Task goal:
Please retype the data in full and exactly; the pictures are not part of the copy.

+++ Information given

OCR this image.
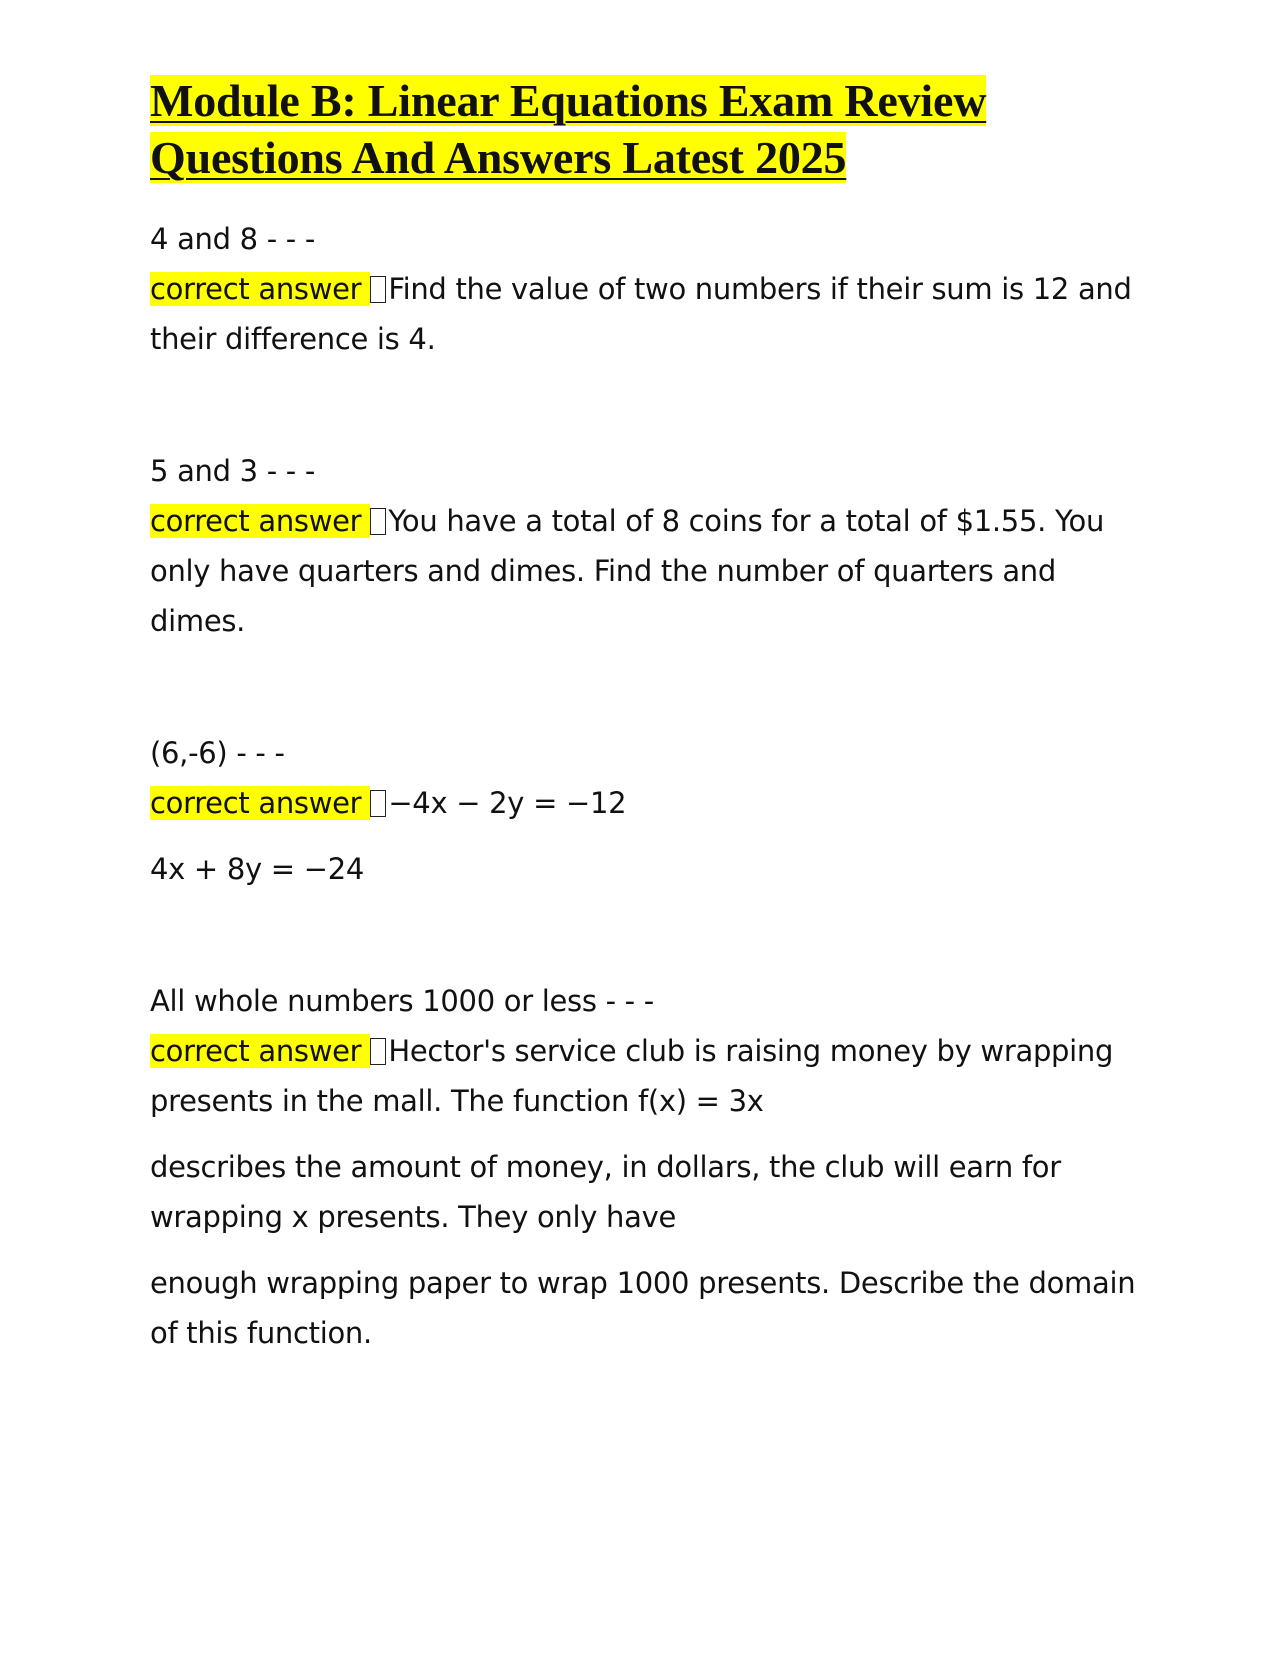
Module B: Linear Equations Exam Review Questions And Answers Latest 2025

4 and 8 - - -

correct answer Find the value of two numbers if their sum is 12 and their difference is 4.

5 and 3 - - -

correct answer You have a total of 8 coins for a total of $1.55. You only have quarters and dimes. Find the number of quarters and dimes.

(6,-6) - - -

correct answer −4x − 2y = −12

4x + 8y = −24

All whole numbers 1000 or less - - -

correct answer Hector's service club is raising money by wrapping presents in the mall. The function f(x) = 3x

describes the amount of money, in dollars, the club will earn for wrapping x presents. They only have

enough wrapping paper to wrap 1000 presents. Describe the domain of this function.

++++++

Full response:
OCR this image.
Module B: Linear Equations Exam Review Questions And Answers Latest 2025

4 and 8 - - -

correct answer Find the value of two numbers if their sum is 12 and their difference is 4.

5 and 3 - - -

correct answer You have a total of 8 coins for a total of $1.55. You only have quarters and dimes. Find the number of quarters and dimes.

(6,-6) - - -

correct answer −4x − 2y = −12

4x + 8y = −24

All whole numbers 1000 or less - - -

correct answer Hector's service club is raising money by wrapping presents in the mall. The function f(x) = 3x

describes the amount of money, in dollars, the club will earn for wrapping x presents. They only have

enough wrapping paper to wrap 1000 presents. Describe the domain of this function.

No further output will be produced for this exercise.